EXERCISE INSTRUCTIONS —
The records below are to be repeated in full, exactly as they are.

Stored items from a collection
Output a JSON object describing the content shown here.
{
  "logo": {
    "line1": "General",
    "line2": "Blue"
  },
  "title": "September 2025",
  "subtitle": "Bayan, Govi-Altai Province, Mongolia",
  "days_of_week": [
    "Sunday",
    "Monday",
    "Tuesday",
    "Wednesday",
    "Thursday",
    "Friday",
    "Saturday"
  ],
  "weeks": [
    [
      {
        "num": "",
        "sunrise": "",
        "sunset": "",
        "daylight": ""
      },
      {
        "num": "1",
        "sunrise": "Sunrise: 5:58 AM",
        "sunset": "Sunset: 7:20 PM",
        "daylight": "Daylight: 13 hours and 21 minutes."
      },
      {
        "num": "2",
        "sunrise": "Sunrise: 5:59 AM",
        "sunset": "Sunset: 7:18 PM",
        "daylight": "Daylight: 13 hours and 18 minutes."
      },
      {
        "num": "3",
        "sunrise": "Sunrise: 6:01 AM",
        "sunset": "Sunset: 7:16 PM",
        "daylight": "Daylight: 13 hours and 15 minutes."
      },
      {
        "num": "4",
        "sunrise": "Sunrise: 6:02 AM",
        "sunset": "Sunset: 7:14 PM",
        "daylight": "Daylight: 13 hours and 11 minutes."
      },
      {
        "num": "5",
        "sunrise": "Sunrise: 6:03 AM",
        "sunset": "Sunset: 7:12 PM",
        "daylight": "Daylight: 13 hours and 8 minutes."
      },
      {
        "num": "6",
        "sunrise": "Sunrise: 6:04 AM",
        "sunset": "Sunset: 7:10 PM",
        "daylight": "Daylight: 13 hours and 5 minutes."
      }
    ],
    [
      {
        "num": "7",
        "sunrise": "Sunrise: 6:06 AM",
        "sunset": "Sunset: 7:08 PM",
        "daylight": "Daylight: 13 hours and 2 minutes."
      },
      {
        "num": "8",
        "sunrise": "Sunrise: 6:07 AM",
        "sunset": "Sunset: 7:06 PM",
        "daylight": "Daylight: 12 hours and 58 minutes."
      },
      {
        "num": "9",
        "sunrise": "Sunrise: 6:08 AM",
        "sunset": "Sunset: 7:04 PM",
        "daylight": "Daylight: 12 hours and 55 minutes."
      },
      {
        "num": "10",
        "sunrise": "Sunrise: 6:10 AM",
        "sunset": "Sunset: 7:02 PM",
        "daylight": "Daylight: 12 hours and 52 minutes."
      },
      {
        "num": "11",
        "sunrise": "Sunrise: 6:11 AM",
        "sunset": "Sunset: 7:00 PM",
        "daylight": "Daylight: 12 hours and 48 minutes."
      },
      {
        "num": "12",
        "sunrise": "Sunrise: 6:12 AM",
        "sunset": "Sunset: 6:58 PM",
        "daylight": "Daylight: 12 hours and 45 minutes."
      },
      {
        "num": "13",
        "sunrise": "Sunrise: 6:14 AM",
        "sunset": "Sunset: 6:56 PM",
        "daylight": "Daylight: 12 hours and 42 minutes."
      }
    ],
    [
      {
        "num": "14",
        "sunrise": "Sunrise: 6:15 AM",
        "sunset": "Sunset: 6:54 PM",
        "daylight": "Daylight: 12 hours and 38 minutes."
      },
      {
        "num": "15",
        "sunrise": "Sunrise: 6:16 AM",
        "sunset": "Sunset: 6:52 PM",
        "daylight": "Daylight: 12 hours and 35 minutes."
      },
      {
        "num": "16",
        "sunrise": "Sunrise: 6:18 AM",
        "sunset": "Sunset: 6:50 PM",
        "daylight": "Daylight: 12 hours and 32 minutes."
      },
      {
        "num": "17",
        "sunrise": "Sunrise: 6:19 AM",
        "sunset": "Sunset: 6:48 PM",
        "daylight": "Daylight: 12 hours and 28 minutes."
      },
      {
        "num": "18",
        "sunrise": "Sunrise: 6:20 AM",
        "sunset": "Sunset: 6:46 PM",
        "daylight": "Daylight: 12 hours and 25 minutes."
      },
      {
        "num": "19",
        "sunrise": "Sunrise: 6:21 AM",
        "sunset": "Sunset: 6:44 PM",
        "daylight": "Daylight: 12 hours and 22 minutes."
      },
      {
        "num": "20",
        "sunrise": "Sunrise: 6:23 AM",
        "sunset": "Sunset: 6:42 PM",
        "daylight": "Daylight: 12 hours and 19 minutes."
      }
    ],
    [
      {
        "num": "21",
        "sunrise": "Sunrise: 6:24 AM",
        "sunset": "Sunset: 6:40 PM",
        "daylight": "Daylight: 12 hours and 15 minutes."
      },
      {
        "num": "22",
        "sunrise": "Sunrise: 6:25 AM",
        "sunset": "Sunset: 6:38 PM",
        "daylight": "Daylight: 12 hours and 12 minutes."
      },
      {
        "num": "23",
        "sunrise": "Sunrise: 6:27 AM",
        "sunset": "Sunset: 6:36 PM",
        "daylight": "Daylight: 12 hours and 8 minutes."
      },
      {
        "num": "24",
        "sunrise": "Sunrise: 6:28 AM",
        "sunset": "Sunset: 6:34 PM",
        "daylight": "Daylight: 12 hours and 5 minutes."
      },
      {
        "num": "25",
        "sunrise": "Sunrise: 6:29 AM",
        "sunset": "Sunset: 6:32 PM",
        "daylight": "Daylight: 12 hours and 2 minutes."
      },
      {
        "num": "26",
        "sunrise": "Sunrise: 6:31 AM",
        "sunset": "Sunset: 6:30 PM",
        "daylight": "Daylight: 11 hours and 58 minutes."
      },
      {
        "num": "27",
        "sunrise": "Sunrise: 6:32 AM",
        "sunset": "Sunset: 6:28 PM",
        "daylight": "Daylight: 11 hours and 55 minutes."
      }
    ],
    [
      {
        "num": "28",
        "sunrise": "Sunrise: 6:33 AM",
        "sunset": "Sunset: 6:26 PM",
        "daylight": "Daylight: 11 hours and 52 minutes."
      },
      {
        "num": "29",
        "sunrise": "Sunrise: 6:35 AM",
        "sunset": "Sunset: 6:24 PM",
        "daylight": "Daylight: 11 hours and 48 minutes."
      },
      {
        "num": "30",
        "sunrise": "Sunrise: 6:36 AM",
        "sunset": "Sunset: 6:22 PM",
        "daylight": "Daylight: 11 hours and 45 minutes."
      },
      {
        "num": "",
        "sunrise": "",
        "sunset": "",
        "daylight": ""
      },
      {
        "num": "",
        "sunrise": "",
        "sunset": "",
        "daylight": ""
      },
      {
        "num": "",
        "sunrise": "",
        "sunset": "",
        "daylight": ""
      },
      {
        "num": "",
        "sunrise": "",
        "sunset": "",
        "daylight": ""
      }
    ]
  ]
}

ANSWER BELOW —
Output a JSON object describing the content shown here.
{
  "logo": {
    "line1": "General",
    "line2": "Blue"
  },
  "title": "September 2025",
  "subtitle": "Bayan, Govi-Altai Province, Mongolia",
  "days_of_week": [
    "Sunday",
    "Monday",
    "Tuesday",
    "Wednesday",
    "Thursday",
    "Friday",
    "Saturday"
  ],
  "weeks": [
    [
      {
        "num": "",
        "sunrise": "",
        "sunset": "",
        "daylight": ""
      },
      {
        "num": "1",
        "sunrise": "Sunrise: 5:58 AM",
        "sunset": "Sunset: 7:20 PM",
        "daylight": "Daylight: 13 hours and 21 minutes."
      },
      {
        "num": "2",
        "sunrise": "Sunrise: 5:59 AM",
        "sunset": "Sunset: 7:18 PM",
        "daylight": "Daylight: 13 hours and 18 minutes."
      },
      {
        "num": "3",
        "sunrise": "Sunrise: 6:01 AM",
        "sunset": "Sunset: 7:16 PM",
        "daylight": "Daylight: 13 hours and 15 minutes."
      },
      {
        "num": "4",
        "sunrise": "Sunrise: 6:02 AM",
        "sunset": "Sunset: 7:14 PM",
        "daylight": "Daylight: 13 hours and 11 minutes."
      },
      {
        "num": "5",
        "sunrise": "Sunrise: 6:03 AM",
        "sunset": "Sunset: 7:12 PM",
        "daylight": "Daylight: 13 hours and 8 minutes."
      },
      {
        "num": "6",
        "sunrise": "Sunrise: 6:04 AM",
        "sunset": "Sunset: 7:10 PM",
        "daylight": "Daylight: 13 hours and 5 minutes."
      }
    ],
    [
      {
        "num": "7",
        "sunrise": "Sunrise: 6:06 AM",
        "sunset": "Sunset: 7:08 PM",
        "daylight": "Daylight: 13 hours and 2 minutes."
      },
      {
        "num": "8",
        "sunrise": "Sunrise: 6:07 AM",
        "sunset": "Sunset: 7:06 PM",
        "daylight": "Daylight: 12 hours and 58 minutes."
      },
      {
        "num": "9",
        "sunrise": "Sunrise: 6:08 AM",
        "sunset": "Sunset: 7:04 PM",
        "daylight": "Daylight: 12 hours and 55 minutes."
      },
      {
        "num": "10",
        "sunrise": "Sunrise: 6:10 AM",
        "sunset": "Sunset: 7:02 PM",
        "daylight": "Daylight: 12 hours and 52 minutes."
      },
      {
        "num": "11",
        "sunrise": "Sunrise: 6:11 AM",
        "sunset": "Sunset: 7:00 PM",
        "daylight": "Daylight: 12 hours and 48 minutes."
      },
      {
        "num": "12",
        "sunrise": "Sunrise: 6:12 AM",
        "sunset": "Sunset: 6:58 PM",
        "daylight": "Daylight: 12 hours and 45 minutes."
      },
      {
        "num": "13",
        "sunrise": "Sunrise: 6:14 AM",
        "sunset": "Sunset: 6:56 PM",
        "daylight": "Daylight: 12 hours and 42 minutes."
      }
    ],
    [
      {
        "num": "14",
        "sunrise": "Sunrise: 6:15 AM",
        "sunset": "Sunset: 6:54 PM",
        "daylight": "Daylight: 12 hours and 38 minutes."
      },
      {
        "num": "15",
        "sunrise": "Sunrise: 6:16 AM",
        "sunset": "Sunset: 6:52 PM",
        "daylight": "Daylight: 12 hours and 35 minutes."
      },
      {
        "num": "16",
        "sunrise": "Sunrise: 6:18 AM",
        "sunset": "Sunset: 6:50 PM",
        "daylight": "Daylight: 12 hours and 32 minutes."
      },
      {
        "num": "17",
        "sunrise": "Sunrise: 6:19 AM",
        "sunset": "Sunset: 6:48 PM",
        "daylight": "Daylight: 12 hours and 28 minutes."
      },
      {
        "num": "18",
        "sunrise": "Sunrise: 6:20 AM",
        "sunset": "Sunset: 6:46 PM",
        "daylight": "Daylight: 12 hours and 25 minutes."
      },
      {
        "num": "19",
        "sunrise": "Sunrise: 6:21 AM",
        "sunset": "Sunset: 6:44 PM",
        "daylight": "Daylight: 12 hours and 22 minutes."
      },
      {
        "num": "20",
        "sunrise": "Sunrise: 6:23 AM",
        "sunset": "Sunset: 6:42 PM",
        "daylight": "Daylight: 12 hours and 19 minutes."
      }
    ],
    [
      {
        "num": "21",
        "sunrise": "Sunrise: 6:24 AM",
        "sunset": "Sunset: 6:40 PM",
        "daylight": "Daylight: 12 hours and 15 minutes."
      },
      {
        "num": "22",
        "sunrise": "Sunrise: 6:25 AM",
        "sunset": "Sunset: 6:38 PM",
        "daylight": "Daylight: 12 hours and 12 minutes."
      },
      {
        "num": "23",
        "sunrise": "Sunrise: 6:27 AM",
        "sunset": "Sunset: 6:36 PM",
        "daylight": "Daylight: 12 hours and 8 minutes."
      },
      {
        "num": "24",
        "sunrise": "Sunrise: 6:28 AM",
        "sunset": "Sunset: 6:34 PM",
        "daylight": "Daylight: 12 hours and 5 minutes."
      },
      {
        "num": "25",
        "sunrise": "Sunrise: 6:29 AM",
        "sunset": "Sunset: 6:32 PM",
        "daylight": "Daylight: 12 hours and 2 minutes."
      },
      {
        "num": "26",
        "sunrise": "Sunrise: 6:31 AM",
        "sunset": "Sunset: 6:30 PM",
        "daylight": "Daylight: 11 hours and 58 minutes."
      },
      {
        "num": "27",
        "sunrise": "Sunrise: 6:32 AM",
        "sunset": "Sunset: 6:28 PM",
        "daylight": "Daylight: 11 hours and 55 minutes."
      }
    ],
    [
      {
        "num": "28",
        "sunrise": "Sunrise: 6:33 AM",
        "sunset": "Sunset: 6:26 PM",
        "daylight": "Daylight: 11 hours and 52 minutes."
      },
      {
        "num": "29",
        "sunrise": "Sunrise: 6:35 AM",
        "sunset": "Sunset: 6:24 PM",
        "daylight": "Daylight: 11 hours and 48 minutes."
      },
      {
        "num": "30",
        "sunrise": "Sunrise: 6:36 AM",
        "sunset": "Sunset: 6:22 PM",
        "daylight": "Daylight: 11 hours and 45 minutes."
      },
      {
        "num": "",
        "sunrise": "",
        "sunset": "",
        "daylight": ""
      },
      {
        "num": "",
        "sunrise": "",
        "sunset": "",
        "daylight": ""
      },
      {
        "num": "",
        "sunrise": "",
        "sunset": "",
        "daylight": ""
      },
      {
        "num": "",
        "sunrise": "",
        "sunset": "",
        "daylight": ""
      }
    ]
  ]
}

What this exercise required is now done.